┌─ SOURCE MATERIAL

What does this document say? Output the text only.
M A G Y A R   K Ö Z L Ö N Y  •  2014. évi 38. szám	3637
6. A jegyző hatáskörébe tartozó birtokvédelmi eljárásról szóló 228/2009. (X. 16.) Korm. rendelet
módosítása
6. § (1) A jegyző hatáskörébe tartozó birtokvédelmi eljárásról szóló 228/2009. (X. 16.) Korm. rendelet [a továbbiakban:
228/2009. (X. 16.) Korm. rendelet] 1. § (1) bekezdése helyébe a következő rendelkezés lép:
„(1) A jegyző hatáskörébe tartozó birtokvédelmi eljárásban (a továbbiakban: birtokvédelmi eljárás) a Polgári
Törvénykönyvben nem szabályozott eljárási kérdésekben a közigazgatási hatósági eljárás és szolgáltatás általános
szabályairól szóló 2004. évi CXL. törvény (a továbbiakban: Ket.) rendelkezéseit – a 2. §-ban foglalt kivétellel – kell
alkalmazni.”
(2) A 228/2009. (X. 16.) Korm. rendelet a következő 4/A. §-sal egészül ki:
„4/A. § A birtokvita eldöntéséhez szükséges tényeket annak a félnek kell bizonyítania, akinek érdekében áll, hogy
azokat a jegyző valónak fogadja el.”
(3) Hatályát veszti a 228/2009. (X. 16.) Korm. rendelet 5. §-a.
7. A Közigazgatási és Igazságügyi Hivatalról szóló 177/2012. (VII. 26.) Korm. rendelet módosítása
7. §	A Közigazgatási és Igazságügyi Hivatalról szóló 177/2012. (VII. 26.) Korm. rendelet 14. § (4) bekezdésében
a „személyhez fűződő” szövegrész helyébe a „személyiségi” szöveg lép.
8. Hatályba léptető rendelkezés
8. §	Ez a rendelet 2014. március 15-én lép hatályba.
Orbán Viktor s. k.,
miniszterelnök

└─

• **AIM**:
From the data above, extract every line in its exact form.

• **WORKED SOLUTION**:
What does this document say? Output the text only.
M A G Y A R   K Ö Z L Ö N Y  •  2014. évi 38. szám	3637
6. A jegyző hatáskörébe tartozó birtokvédelmi eljárásról szóló 228/2009. (X. 16.) Korm. rendelet
módosítása
6. § (1) A jegyző hatáskörébe tartozó birtokvédelmi eljárásról szóló 228/2009. (X. 16.) Korm. rendelet [a továbbiakban:
228/2009. (X. 16.) Korm. rendelet] 1. § (1) bekezdése helyébe a következő rendelkezés lép:
„(1) A jegyző hatáskörébe tartozó birtokvédelmi eljárásban (a továbbiakban: birtokvédelmi eljárás) a Polgári
Törvénykönyvben nem szabályozott eljárási kérdésekben a közigazgatási hatósági eljárás és szolgáltatás általános
szabályairól szóló 2004. évi CXL. törvény (a továbbiakban: Ket.) rendelkezéseit – a 2. §-ban foglalt kivétellel – kell
alkalmazni.”
(2) A 228/2009. (X. 16.) Korm. rendelet a következő 4/A. §-sal egészül ki:
„4/A. § A birtokvita eldöntéséhez szükséges tényeket annak a félnek kell bizonyítania, akinek érdekében áll, hogy
azokat a jegyző valónak fogadja el.”
(3) Hatályát veszti a 228/2009. (X. 16.) Korm. rendelet 5. §-a.
7. A Közigazgatási és Igazságügyi Hivatalról szóló 177/2012. (VII. 26.) Korm. rendelet módosítása
7. §	A Közigazgatási és Igazságügyi Hivatalról szóló 177/2012. (VII. 26.) Korm. rendelet 14. § (4) bekezdésében
a „személyhez fűződő” szövegrész helyébe a „személyiségi” szöveg lép.
8. Hatályba léptető rendelkezés
8. §	Ez a rendelet 2014. március 15-én lép hatályba.
Orbán Viktor s. k.,
miniszterelnök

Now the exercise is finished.